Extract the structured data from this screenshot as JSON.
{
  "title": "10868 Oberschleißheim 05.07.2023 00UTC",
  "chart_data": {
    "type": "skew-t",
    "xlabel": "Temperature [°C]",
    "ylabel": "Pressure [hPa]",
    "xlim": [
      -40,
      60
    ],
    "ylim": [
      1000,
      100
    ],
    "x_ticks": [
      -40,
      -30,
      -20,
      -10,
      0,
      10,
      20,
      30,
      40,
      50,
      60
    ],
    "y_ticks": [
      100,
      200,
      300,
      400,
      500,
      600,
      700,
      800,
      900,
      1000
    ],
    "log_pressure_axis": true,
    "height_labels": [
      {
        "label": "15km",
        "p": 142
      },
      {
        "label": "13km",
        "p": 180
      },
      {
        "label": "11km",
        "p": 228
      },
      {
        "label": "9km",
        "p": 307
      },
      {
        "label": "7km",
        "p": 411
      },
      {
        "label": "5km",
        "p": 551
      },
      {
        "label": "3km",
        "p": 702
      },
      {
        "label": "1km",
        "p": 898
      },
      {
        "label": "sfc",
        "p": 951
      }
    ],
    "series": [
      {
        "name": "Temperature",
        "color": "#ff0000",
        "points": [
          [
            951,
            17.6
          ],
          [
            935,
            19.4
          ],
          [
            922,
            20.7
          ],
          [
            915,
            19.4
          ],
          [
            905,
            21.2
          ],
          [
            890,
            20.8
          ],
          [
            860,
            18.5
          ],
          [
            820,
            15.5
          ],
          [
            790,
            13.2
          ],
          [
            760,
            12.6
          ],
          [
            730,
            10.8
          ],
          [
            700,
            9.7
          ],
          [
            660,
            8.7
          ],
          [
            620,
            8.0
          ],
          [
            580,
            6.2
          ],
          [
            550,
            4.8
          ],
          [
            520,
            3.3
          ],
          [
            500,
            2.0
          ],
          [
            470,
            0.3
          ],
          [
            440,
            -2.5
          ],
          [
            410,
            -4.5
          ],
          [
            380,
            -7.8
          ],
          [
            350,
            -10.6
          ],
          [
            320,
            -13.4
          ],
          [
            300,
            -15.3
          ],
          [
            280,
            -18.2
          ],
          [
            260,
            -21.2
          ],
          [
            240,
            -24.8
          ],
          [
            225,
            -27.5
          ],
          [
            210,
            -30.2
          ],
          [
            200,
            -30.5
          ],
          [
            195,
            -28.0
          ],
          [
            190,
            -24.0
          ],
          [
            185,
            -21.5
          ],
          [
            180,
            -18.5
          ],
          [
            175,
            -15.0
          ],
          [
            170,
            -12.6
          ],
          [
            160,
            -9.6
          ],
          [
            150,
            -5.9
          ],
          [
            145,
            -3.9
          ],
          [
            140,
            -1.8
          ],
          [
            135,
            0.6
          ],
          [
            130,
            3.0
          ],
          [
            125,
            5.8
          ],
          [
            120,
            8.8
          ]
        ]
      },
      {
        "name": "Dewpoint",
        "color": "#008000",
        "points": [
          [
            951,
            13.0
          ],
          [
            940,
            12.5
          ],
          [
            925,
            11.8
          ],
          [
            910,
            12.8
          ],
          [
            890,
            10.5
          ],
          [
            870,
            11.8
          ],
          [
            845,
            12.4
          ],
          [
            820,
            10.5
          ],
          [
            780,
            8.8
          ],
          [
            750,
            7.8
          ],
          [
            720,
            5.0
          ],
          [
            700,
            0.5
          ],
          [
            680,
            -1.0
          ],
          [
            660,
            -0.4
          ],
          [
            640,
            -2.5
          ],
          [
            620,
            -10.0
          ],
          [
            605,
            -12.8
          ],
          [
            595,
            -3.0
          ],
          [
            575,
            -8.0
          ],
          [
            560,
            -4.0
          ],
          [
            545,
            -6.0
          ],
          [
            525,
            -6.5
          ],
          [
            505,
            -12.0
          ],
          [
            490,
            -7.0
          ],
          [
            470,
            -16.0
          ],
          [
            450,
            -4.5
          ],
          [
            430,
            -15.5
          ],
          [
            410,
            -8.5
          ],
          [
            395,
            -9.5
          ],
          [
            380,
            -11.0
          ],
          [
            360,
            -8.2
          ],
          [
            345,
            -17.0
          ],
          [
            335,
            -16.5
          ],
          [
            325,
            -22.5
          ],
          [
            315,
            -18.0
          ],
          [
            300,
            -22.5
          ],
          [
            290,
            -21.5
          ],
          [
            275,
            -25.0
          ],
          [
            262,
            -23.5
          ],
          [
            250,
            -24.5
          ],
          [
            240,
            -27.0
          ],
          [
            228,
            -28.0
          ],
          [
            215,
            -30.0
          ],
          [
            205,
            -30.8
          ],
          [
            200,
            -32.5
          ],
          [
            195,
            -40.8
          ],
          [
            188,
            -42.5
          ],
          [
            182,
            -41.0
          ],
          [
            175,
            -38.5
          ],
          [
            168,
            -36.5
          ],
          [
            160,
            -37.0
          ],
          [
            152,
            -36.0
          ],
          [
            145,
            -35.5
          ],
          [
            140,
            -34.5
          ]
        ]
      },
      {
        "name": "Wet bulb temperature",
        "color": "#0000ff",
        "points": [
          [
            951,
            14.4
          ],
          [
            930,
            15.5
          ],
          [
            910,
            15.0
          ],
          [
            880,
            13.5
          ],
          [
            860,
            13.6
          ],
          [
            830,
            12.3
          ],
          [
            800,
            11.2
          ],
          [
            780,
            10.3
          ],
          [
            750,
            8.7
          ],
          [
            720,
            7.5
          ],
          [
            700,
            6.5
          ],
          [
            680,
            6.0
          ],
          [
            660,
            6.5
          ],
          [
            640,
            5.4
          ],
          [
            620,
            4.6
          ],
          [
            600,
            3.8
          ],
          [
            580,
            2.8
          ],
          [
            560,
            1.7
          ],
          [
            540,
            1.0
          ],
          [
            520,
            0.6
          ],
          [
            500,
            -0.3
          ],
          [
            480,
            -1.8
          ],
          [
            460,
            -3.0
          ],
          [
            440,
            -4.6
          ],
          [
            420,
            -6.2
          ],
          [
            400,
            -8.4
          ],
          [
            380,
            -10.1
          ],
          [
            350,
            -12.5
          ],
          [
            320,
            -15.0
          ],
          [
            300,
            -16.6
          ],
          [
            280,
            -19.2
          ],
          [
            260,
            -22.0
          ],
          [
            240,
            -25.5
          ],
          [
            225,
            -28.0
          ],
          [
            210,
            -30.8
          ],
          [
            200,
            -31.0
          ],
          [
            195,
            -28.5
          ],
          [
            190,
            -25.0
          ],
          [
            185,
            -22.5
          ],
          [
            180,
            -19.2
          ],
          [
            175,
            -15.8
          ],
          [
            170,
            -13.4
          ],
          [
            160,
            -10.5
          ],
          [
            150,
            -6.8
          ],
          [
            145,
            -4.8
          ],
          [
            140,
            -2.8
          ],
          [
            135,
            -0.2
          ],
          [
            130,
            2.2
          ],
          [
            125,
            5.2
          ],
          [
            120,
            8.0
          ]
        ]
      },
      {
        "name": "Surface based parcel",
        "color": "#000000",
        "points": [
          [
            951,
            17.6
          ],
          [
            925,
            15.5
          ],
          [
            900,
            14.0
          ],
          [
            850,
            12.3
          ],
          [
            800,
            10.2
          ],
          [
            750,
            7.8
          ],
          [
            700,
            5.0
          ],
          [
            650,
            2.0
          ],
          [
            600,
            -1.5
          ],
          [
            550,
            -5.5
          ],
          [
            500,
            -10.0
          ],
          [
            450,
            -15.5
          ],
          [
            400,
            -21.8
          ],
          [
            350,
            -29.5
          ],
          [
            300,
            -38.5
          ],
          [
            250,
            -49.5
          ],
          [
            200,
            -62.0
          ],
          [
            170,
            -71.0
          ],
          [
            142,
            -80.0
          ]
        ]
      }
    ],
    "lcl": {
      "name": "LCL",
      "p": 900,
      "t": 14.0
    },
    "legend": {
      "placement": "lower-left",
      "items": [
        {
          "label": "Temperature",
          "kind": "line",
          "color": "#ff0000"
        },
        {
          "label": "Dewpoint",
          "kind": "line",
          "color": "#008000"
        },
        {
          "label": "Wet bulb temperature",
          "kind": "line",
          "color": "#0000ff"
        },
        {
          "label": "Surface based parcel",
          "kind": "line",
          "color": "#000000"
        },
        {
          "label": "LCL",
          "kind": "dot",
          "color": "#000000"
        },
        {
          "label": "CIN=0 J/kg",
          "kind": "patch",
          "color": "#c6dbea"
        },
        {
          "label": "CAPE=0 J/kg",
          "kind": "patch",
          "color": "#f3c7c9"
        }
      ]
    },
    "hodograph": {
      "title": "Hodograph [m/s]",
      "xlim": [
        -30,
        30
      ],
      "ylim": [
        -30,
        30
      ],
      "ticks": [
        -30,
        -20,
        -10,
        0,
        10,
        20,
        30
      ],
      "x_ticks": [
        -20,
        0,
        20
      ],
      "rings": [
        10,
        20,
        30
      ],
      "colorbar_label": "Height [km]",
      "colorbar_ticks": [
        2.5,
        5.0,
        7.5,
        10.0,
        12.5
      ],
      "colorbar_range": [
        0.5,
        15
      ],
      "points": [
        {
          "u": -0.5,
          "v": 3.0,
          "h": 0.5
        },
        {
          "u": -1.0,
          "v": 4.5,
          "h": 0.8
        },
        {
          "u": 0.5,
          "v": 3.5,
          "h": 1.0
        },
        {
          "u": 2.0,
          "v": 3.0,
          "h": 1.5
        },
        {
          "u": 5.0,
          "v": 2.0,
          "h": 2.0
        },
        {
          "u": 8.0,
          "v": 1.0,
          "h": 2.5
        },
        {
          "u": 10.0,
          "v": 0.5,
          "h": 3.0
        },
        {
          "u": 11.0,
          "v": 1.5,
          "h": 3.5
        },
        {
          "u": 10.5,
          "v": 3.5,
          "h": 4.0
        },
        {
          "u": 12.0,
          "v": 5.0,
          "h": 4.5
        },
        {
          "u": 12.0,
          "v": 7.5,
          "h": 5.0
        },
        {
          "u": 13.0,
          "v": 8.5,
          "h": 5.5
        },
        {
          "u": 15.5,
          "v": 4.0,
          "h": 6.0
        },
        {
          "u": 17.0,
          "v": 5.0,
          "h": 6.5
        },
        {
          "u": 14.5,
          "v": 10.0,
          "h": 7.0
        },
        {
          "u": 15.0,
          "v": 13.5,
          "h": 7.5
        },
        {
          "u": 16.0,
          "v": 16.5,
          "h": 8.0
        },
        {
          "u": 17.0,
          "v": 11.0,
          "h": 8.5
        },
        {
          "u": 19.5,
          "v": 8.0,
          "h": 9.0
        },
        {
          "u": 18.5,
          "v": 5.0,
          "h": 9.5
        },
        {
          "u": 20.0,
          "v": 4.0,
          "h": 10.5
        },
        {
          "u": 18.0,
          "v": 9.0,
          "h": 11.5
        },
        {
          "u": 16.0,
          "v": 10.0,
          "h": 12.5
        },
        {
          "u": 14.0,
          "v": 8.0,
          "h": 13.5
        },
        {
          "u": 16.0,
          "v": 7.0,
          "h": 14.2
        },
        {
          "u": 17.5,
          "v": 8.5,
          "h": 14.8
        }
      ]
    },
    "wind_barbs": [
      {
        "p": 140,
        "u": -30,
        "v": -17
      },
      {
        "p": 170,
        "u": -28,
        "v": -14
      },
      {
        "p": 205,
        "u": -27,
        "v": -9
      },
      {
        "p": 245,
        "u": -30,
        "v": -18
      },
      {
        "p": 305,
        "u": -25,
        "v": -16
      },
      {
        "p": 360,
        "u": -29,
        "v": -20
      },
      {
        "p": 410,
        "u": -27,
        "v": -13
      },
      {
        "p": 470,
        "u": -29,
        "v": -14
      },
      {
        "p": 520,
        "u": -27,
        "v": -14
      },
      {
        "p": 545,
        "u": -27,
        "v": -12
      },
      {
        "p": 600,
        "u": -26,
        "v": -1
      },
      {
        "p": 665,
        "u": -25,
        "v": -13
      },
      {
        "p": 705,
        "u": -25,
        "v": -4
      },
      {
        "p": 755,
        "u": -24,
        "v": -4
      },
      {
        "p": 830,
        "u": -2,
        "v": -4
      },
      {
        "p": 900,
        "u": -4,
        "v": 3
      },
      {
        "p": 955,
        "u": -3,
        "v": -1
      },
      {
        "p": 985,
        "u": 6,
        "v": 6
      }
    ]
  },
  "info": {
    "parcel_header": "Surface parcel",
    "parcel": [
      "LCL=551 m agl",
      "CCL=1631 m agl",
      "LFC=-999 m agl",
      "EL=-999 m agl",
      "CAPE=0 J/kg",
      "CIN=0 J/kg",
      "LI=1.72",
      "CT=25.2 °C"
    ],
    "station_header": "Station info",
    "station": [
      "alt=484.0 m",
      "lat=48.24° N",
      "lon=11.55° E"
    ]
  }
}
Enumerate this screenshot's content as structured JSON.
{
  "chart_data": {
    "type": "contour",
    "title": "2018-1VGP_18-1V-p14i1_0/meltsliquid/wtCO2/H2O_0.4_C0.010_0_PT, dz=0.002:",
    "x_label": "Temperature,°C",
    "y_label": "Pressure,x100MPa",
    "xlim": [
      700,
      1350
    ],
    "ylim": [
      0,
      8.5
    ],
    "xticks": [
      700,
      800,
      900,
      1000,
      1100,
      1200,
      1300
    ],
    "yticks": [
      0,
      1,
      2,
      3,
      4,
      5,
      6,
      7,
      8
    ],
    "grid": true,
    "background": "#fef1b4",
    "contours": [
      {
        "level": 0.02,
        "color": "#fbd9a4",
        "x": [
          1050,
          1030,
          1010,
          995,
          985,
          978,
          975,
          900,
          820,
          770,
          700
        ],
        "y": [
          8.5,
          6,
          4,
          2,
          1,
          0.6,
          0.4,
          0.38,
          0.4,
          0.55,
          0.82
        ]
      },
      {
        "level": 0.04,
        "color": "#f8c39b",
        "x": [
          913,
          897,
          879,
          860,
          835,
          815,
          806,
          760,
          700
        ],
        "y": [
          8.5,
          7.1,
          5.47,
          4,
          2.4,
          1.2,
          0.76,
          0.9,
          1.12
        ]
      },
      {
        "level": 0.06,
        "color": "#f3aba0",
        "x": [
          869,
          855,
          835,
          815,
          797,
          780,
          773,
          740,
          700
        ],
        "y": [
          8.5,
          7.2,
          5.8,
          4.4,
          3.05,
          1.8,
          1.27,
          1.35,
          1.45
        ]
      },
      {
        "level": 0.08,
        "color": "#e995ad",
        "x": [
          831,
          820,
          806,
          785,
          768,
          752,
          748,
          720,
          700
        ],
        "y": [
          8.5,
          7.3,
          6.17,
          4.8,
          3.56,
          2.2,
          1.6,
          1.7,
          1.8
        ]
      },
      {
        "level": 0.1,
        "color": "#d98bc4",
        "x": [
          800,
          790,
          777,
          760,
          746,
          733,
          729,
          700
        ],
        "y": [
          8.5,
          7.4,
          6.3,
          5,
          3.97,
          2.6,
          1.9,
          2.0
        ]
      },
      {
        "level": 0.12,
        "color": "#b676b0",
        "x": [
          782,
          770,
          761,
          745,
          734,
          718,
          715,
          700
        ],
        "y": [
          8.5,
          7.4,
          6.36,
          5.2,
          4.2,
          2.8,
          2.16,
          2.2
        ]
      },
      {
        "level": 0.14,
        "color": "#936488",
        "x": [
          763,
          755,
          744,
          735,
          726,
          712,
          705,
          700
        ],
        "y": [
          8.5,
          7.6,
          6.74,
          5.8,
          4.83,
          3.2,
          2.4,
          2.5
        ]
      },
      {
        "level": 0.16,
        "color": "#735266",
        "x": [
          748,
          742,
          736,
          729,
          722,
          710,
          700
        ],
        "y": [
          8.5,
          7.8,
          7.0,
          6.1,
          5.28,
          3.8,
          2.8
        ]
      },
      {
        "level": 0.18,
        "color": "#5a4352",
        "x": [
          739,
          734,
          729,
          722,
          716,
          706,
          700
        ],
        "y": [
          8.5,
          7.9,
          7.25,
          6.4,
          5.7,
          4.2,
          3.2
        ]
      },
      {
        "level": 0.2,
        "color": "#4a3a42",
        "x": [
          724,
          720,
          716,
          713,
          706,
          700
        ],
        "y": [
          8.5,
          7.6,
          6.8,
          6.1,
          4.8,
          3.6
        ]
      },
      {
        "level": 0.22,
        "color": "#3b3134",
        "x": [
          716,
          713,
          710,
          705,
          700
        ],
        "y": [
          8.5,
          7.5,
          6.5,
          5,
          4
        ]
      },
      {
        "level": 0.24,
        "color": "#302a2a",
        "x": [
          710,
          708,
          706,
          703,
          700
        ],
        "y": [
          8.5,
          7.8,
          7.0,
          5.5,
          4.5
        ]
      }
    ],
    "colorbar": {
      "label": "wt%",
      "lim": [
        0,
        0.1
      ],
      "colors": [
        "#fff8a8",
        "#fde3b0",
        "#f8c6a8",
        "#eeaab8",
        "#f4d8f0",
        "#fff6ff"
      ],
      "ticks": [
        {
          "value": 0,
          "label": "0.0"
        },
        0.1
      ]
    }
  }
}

### PROBLEM REQUIREMENTS
Leave out every line without the string "this" and copy the rest.

### RESULT OF THE EXERCISE
Extract the structured data from this screenshot as JSON.
Enumerate this screenshot's content as structured JSON.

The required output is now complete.